-- Requirements --
Take the data that follows and retype it word for word.

-- Provided records --
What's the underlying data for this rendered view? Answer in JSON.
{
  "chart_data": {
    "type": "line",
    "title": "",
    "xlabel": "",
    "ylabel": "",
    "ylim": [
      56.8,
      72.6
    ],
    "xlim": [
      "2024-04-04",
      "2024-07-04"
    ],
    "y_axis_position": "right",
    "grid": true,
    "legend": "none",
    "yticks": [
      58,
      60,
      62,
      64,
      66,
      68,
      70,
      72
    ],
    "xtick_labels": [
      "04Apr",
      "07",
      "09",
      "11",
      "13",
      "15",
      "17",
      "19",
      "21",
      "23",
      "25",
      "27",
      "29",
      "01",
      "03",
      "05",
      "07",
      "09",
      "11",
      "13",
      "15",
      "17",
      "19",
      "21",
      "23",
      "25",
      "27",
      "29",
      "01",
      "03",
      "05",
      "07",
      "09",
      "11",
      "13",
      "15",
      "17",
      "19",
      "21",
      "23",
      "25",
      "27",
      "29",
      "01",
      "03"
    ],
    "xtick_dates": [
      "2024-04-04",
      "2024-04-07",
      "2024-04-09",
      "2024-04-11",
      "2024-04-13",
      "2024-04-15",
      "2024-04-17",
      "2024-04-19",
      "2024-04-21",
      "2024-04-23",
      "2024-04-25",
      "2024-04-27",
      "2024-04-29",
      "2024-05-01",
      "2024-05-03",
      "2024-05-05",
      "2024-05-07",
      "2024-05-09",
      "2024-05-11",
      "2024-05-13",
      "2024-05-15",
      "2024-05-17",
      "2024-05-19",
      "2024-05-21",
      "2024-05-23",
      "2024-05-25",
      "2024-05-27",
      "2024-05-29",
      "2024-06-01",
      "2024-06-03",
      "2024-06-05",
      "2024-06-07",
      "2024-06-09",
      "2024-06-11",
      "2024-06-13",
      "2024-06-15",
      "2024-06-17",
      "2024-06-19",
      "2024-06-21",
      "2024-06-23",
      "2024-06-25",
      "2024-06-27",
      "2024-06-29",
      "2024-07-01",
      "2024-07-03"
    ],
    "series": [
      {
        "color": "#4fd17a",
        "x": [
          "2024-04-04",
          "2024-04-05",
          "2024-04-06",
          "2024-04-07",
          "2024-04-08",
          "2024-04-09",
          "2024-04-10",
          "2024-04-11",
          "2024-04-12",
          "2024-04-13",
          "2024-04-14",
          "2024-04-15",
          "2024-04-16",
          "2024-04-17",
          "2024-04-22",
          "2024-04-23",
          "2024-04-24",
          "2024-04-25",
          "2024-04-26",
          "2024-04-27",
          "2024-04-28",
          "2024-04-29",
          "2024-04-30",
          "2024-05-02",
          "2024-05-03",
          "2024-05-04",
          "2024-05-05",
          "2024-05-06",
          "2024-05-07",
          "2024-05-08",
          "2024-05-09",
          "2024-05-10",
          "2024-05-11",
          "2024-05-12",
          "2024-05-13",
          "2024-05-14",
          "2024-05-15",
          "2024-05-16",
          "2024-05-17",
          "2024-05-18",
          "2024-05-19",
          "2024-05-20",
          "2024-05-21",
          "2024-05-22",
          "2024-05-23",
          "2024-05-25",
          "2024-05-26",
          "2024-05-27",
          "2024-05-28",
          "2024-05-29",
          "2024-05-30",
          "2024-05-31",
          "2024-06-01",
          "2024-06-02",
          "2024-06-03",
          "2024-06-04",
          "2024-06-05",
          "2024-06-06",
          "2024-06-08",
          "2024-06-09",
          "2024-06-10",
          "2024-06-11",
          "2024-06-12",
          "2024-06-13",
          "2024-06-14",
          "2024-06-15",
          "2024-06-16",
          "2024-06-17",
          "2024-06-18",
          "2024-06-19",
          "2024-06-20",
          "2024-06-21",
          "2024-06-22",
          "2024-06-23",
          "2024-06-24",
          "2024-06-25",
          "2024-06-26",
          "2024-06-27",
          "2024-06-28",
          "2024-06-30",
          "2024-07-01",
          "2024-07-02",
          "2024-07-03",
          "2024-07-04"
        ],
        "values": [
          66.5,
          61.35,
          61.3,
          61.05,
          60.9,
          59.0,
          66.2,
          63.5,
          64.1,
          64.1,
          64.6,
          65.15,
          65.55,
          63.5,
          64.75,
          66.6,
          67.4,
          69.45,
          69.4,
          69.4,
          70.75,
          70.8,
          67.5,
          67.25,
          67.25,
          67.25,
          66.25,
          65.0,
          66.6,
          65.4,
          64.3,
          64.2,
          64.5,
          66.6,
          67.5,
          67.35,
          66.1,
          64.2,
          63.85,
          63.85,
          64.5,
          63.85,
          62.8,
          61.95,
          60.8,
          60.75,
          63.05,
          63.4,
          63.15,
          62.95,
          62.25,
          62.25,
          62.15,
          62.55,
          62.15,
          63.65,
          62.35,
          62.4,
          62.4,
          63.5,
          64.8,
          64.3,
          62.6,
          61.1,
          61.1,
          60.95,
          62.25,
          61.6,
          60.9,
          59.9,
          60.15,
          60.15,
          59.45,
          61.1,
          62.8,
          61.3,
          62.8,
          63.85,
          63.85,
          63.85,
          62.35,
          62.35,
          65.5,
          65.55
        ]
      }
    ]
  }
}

-- Written solution --
What's the underlying data for this rendered view? Answer in JSON.
{
  "chart_data": {
    "type": "line",
    "title": "",
    "xlabel": "",
    "ylabel": "",
    "ylim": [
      56.8,
      72.6
    ],
    "xlim": [
      "2024-04-04",
      "2024-07-04"
    ],
    "y_axis_position": "right",
    "grid": true,
    "legend": "none",
    "yticks": [
      58,
      60,
      62,
      64,
      66,
      68,
      70,
      72
    ],
    "xtick_labels": [
      "04Apr",
      "07",
      "09",
      "11",
      "13",
      "15",
      "17",
      "19",
      "21",
      "23",
      "25",
      "27",
      "29",
      "01",
      "03",
      "05",
      "07",
      "09",
      "11",
      "13",
      "15",
      "17",
      "19",
      "21",
      "23",
      "25",
      "27",
      "29",
      "01",
      "03",
      "05",
      "07",
      "09",
      "11",
      "13",
      "15",
      "17",
      "19",
      "21",
      "23",
      "25",
      "27",
      "29",
      "01",
      "03"
    ],
    "xtick_dates": [
      "2024-04-04",
      "2024-04-07",
      "2024-04-09",
      "2024-04-11",
      "2024-04-13",
      "2024-04-15",
      "2024-04-17",
      "2024-04-19",
      "2024-04-21",
      "2024-04-23",
      "2024-04-25",
      "2024-04-27",
      "2024-04-29",
      "2024-05-01",
      "2024-05-03",
      "2024-05-05",
      "2024-05-07",
      "2024-05-09",
      "2024-05-11",
      "2024-05-13",
      "2024-05-15",
      "2024-05-17",
      "2024-05-19",
      "2024-05-21",
      "2024-05-23",
      "2024-05-25",
      "2024-05-27",
      "2024-05-29",
      "2024-06-01",
      "2024-06-03",
      "2024-06-05",
      "2024-06-07",
      "2024-06-09",
      "2024-06-11",
      "2024-06-13",
      "2024-06-15",
      "2024-06-17",
      "2024-06-19",
      "2024-06-21",
      "2024-06-23",
      "2024-06-25",
      "2024-06-27",
      "2024-06-29",
      "2024-07-01",
      "2024-07-03"
    ],
    "series": [
      {
        "color": "#4fd17a",
        "x": [
          "2024-04-04",
          "2024-04-05",
          "2024-04-06",
          "2024-04-07",
          "2024-04-08",
          "2024-04-09",
          "2024-04-10",
          "2024-04-11",
          "2024-04-12",
          "2024-04-13",
          "2024-04-14",
          "2024-04-15",
          "2024-04-16",
          "2024-04-17",
          "2024-04-22",
          "2024-04-23",
          "2024-04-24",
          "2024-04-25",
          "2024-04-26",
          "2024-04-27",
          "2024-04-28",
          "2024-04-29",
          "2024-04-30",
          "2024-05-02",
          "2024-05-03",
          "2024-05-04",
          "2024-05-05",
          "2024-05-06",
          "2024-05-07",
          "2024-05-08",
          "2024-05-09",
          "2024-05-10",
          "2024-05-11",
          "2024-05-12",
          "2024-05-13",
          "2024-05-14",
          "2024-05-15",
          "2024-05-16",
          "2024-05-17",
          "2024-05-18",
          "2024-05-19",
          "2024-05-20",
          "2024-05-21",
          "2024-05-22",
          "2024-05-23",
          "2024-05-25",
          "2024-05-26",
          "2024-05-27",
          "2024-05-28",
          "2024-05-29",
          "2024-05-30",
          "2024-05-31",
          "2024-06-01",
          "2024-06-02",
          "2024-06-03",
          "2024-06-04",
          "2024-06-05",
          "2024-06-06",
          "2024-06-08",
          "2024-06-09",
          "2024-06-10",
          "2024-06-11",
          "2024-06-12",
          "2024-06-13",
          "2024-06-14",
          "2024-06-15",
          "2024-06-16",
          "2024-06-17",
          "2024-06-18",
          "2024-06-19",
          "2024-06-20",
          "2024-06-21",
          "2024-06-22",
          "2024-06-23",
          "2024-06-24",
          "2024-06-25",
          "2024-06-26",
          "2024-06-27",
          "2024-06-28",
          "2024-06-30",
          "2024-07-01",
          "2024-07-02",
          "2024-07-03",
          "2024-07-04"
        ],
        "values": [
          66.5,
          61.35,
          61.3,
          61.05,
          60.9,
          59.0,
          66.2,
          63.5,
          64.1,
          64.1,
          64.6,
          65.15,
          65.55,
          63.5,
          64.75,
          66.6,
          67.4,
          69.45,
          69.4,
          69.4,
          70.75,
          70.8,
          67.5,
          67.25,
          67.25,
          67.25,
          66.25,
          65.0,
          66.6,
          65.4,
          64.3,
          64.2,
          64.5,
          66.6,
          67.5,
          67.35,
          66.1,
          64.2,
          63.85,
          63.85,
          64.5,
          63.85,
          62.8,
          61.95,
          60.8,
          60.75,
          63.05,
          63.4,
          63.15,
          62.95,
          62.25,
          62.25,
          62.15,
          62.55,
          62.15,
          63.65,
          62.35,
          62.4,
          62.4,
          63.5,
          64.8,
          64.3,
          62.6,
          61.1,
          61.1,
          60.95,
          62.25,
          61.6,
          60.9,
          59.9,
          60.15,
          60.15,
          59.45,
          61.1,
          62.8,
          61.3,
          62.8,
          63.85,
          63.85,
          63.85,
          62.35,
          62.35,
          65.5,
          65.55
        ]
      }
    ]
  }
}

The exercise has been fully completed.